▶ [Material provided]
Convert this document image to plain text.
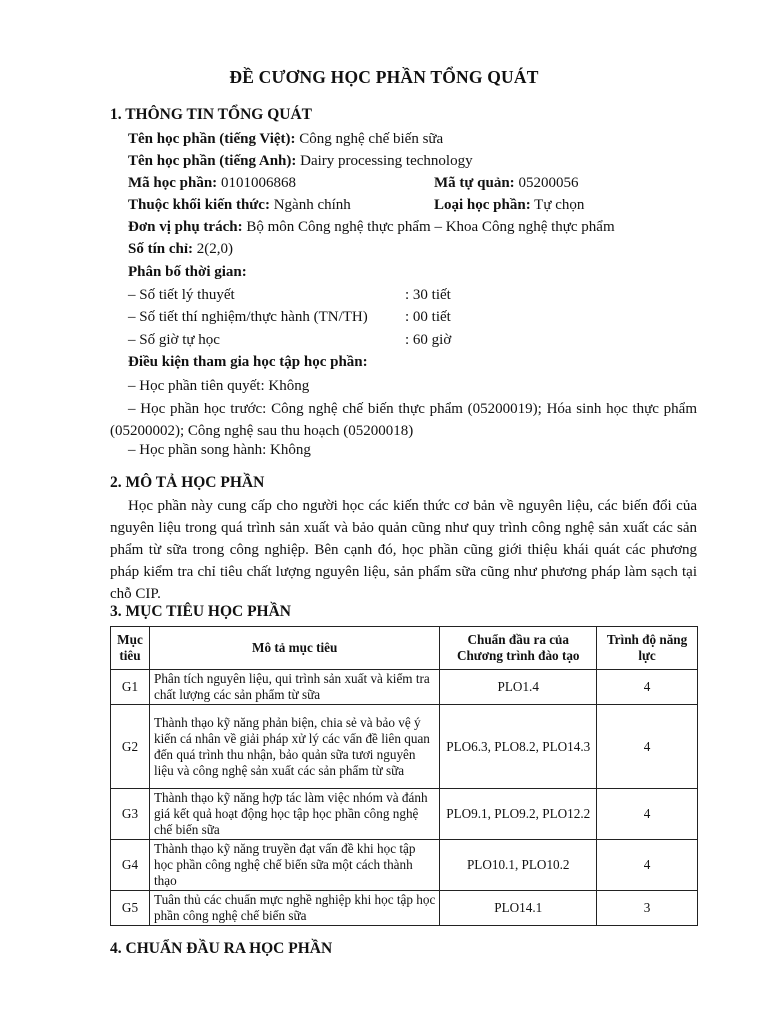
ĐỀ CƯƠNG HỌC PHẦN TỔNG QUÁT
1. THÔNG TIN TỔNG QUÁT
Tên học phần (tiếng Việt): Công nghệ chế biến sữa
Tên học phần (tiếng Anh): Dairy processing technology
Mã học phần: 0101006868	Mã tự quản: 05200056
Thuộc khối kiến thức: Ngành chính	Loại học phần: Tự chọn
Đơn vị phụ trách: Bộ môn Công nghệ thực phẩm – Khoa Công nghệ thực phẩm
Số tín chỉ: 2(2,0)
Phân bố thời gian:
– Số tiết lý thuyết	: 30 tiết
– Số tiết thí nghiệm/thực hành (TN/TH) : 00 tiết
– Số giờ tự học	: 60 giờ
Điều kiện tham gia học tập học phần:
– Học phần tiên quyết: Không

– Học phần học trước: Công nghệ chế biến thực phẩm (05200019); Hóa sinh học thực phẩm (05200002); Công nghệ sau thu hoạch (05200018)

– Học phần song hành: Không
2. MÔ TẢ HỌC PHẦN

Học phần này cung cấp cho người học các kiến thức cơ bản về nguyên liệu, các biến đổi của nguyên liệu trong quá trình sản xuất và bảo quản cũng như quy trình công nghệ sản xuất các sản phẩm từ sữa trong công nghiệp. Bên cạnh đó, học phần cũng giới thiệu khái quát các phương pháp kiểm tra chỉ tiêu chất lượng nguyên liệu, sản phẩm sữa cũng như phương pháp làm sạch tại chỗ CIP.

3. MỤC TIÊU HỌC PHẦN
Mục tiêu	Mô tả mục tiêu	Chuẩn đầu ra của Chương trình đào tạo	Trình độ năng lực
G1	Phân tích nguyên liệu, qui trình sản xuất và kiểm tra chất lượng các sản phẩm từ sữa	PLO1.4	4
G2	Thành thạo kỹ năng phản biện, chia sẻ và bảo vệ ý kiến cá nhân về giải pháp xử lý các vấn đề liên quan đến quá trình thu nhận, bảo quản sữa tươi nguyên liệu và công nghệ sản xuất các sản phẩm từ sữa	PLO6.3, PLO8.2, PLO14.3	4
G3	Thành thạo kỹ năng hợp tác làm việc nhóm và đánh giá kết quả hoạt động học tập học phần công nghệ chế biến sữa	PLO9.1, PLO9.2, PLO12.2	4
G4	Thành thạo kỹ năng truyền đạt vấn đề khi học tập học phần công nghệ chế biến sữa một cách thành thạo	PLO10.1, PLO10.2	4
G5	Tuân thủ các chuẩn mực nghề nghiệp khi học tập học phần công nghệ chế biến sữa	PLO14.1	3
4. CHUẨN ĐẦU RA HỌC PHẦN
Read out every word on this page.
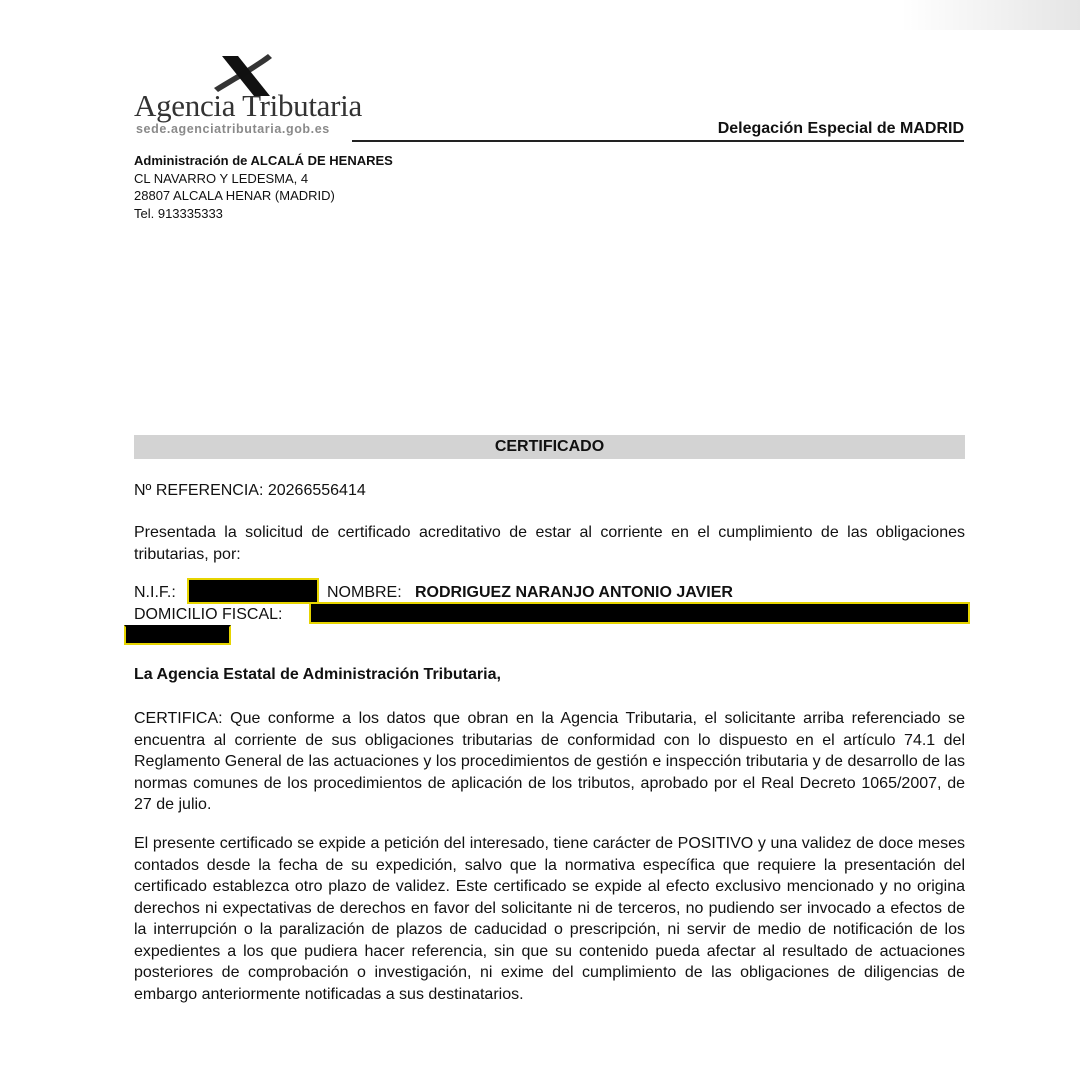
Agencia Tributaria
sede.agenciatributaria.gob.es	Delegación Especial de MADRID
Administración de ALCALÁ DE HENARES
CL NAVARRO Y LEDESMA, 4
28807 ALCALA HENAR (MADRID)
Tel. 913335333
CERTIFICADO
Nº REFERENCIA: 20266556414
Presentada la solicitud de certificado acreditativo de estar al corriente en el cumplimiento de las obligaciones tributarias, por:
N.I.F.:	NOMBRE: RODRIGUEZ NARANJO ANTONIO JAVIER
DOMICILIO FISCAL:
La Agencia Estatal de Administración Tributaria,
CERTIFICA: Que conforme a los datos que obran en la Agencia Tributaria, el solicitante arriba referenciado se encuentra al corriente de sus obligaciones tributarias de conformidad con lo dispuesto en el artículo 74.1 del Reglamento General de las actuaciones y los procedimientos de gestión e inspección tributaria y de desarrollo de las normas comunes de los procedimientos de aplicación de los tributos, aprobado por el Real Decreto 1065/2007, de 27 de julio.
El presente certificado se expide a petición del interesado, tiene carácter de POSITIVO y una validez de doce meses contados desde la fecha de su expedición, salvo que la normativa específica que requiere la presentación del certificado establezca otro plazo de validez. Este certificado se expide al efecto exclusivo mencionado y no origina derechos ni expectativas de derechos en favor del solicitante ni de terceros, no pudiendo ser invocado a efectos de la interrupción o la paralización de plazos de caducidad o prescripción, ni servir de medio de notificación de los expedientes a los que pudiera hacer referencia, sin que su contenido pueda afectar al resultado de actuaciones posteriores de comprobación o investigación, ni exime del cumplimiento de las obligaciones de diligencias de embargo anteriormente notificadas a sus destinatarios.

▶ [What is being asked] Reproduce every record word for word. The copy must contain no pictures.

▶ [Answer to the problem]
Convert this document image to plain text.
ĐỀ CƯƠNG HỌC PHẦN TỔNG QUÁT
1. THÔNG TIN TỔNG QUÁT
Tên học phần (tiếng Việt): Công nghệ chế biến sữa
Tên học phần (tiếng Anh): Dairy processing technology
Mã học phần: 0101006868	Mã tự quản: 05200056
Thuộc khối kiến thức: Ngành chính	Loại học phần: Tự chọn
Đơn vị phụ trách: Bộ môn Công nghệ thực phẩm – Khoa Công nghệ thực phẩm
Số tín chỉ: 2(2,0)
Phân bố thời gian:
– Số tiết lý thuyết	: 30 tiết
– Số tiết thí nghiệm/thực hành (TN/TH) : 00 tiết
– Số giờ tự học	: 60 giờ
Điều kiện tham gia học tập học phần:
– Học phần tiên quyết: Không

– Học phần học trước: Công nghệ chế biến thực phẩm (05200019); Hóa sinh học thực phẩm (05200002); Công nghệ sau thu hoạch (05200018)

– Học phần song hành: Không
2. MÔ TẢ HỌC PHẦN

Học phần này cung cấp cho người học các kiến thức cơ bản về nguyên liệu, các biến đổi của nguyên liệu trong quá trình sản xuất và bảo quản cũng như quy trình công nghệ sản xuất các sản phẩm từ sữa trong công nghiệp. Bên cạnh đó, học phần cũng giới thiệu khái quát các phương pháp kiểm tra chỉ tiêu chất lượng nguyên liệu, sản phẩm sữa cũng như phương pháp làm sạch tại chỗ CIP.

3. MỤC TIÊU HỌC PHẦN
Mục tiêu	Mô tả mục tiêu	Chuẩn đầu ra của Chương trình đào tạo	Trình độ năng lực
G1	Phân tích nguyên liệu, qui trình sản xuất và kiểm tra chất lượng các sản phẩm từ sữa	PLO1.4	4
G2	Thành thạo kỹ năng phản biện, chia sẻ và bảo vệ ý kiến cá nhân về giải pháp xử lý các vấn đề liên quan đến quá trình thu nhận, bảo quản sữa tươi nguyên liệu và công nghệ sản xuất các sản phẩm từ sữa	PLO6.3, PLO8.2, PLO14.3	4
G3	Thành thạo kỹ năng hợp tác làm việc nhóm và đánh giá kết quả hoạt động học tập học phần công nghệ chế biến sữa	PLO9.1, PLO9.2, PLO12.2	4
G4	Thành thạo kỹ năng truyền đạt vấn đề khi học tập học phần công nghệ chế biến sữa một cách thành thạo	PLO10.1, PLO10.2	4
G5	Tuân thủ các chuẩn mực nghề nghiệp khi học tập học phần công nghệ chế biến sữa	PLO14.1	3
4. CHUẨN ĐẦU RA HỌC PHẦN
Read out every word on this page.
Agencia Tributaria
sede.agenciatributaria.gob.es	Delegación Especial de MADRID
Administración de ALCALÁ DE HENARES
CL NAVARRO Y LEDESMA, 4
28807 ALCALA HENAR (MADRID)
Tel. 913335333
CERTIFICADO
Nº REFERENCIA: 20266556414
Presentada la solicitud de certificado acreditativo de estar al corriente en el cumplimiento de las obligaciones tributarias, por:
N.I.F.:	NOMBRE: RODRIGUEZ NARANJO ANTONIO JAVIER
DOMICILIO FISCAL:
La Agencia Estatal de Administración Tributaria,
CERTIFICA: Que conforme a los datos que obran en la Agencia Tributaria, el solicitante arriba referenciado se encuentra al corriente de sus obligaciones tributarias de conformidad con lo dispuesto en el artículo 74.1 del Reglamento General de las actuaciones y los procedimientos de gestión e inspección tributaria y de desarrollo de las normas comunes de los procedimientos de aplicación de los tributos, aprobado por el Real Decreto 1065/2007, de 27 de julio.
El presente certificado se expide a petición del interesado, tiene carácter de POSITIVO y una validez de doce meses contados desde la fecha de su expedición, salvo que la normativa específica que requiere la presentación del certificado establezca otro plazo de validez. Este certificado se expide al efecto exclusivo mencionado y no origina derechos ni expectativas de derechos en favor del solicitante ni de terceros, no pudiendo ser invocado a efectos de la interrupción o la paralización de plazos de caducidad o prescripción, ni servir de medio de notificación de los expedientes a los que pudiera hacer referencia, sin que su contenido pueda afectar al resultado de actuaciones posteriores de comprobación o investigación, ni exime del cumplimiento de las obligaciones de diligencias de embargo anteriormente notificadas a sus destinatarios.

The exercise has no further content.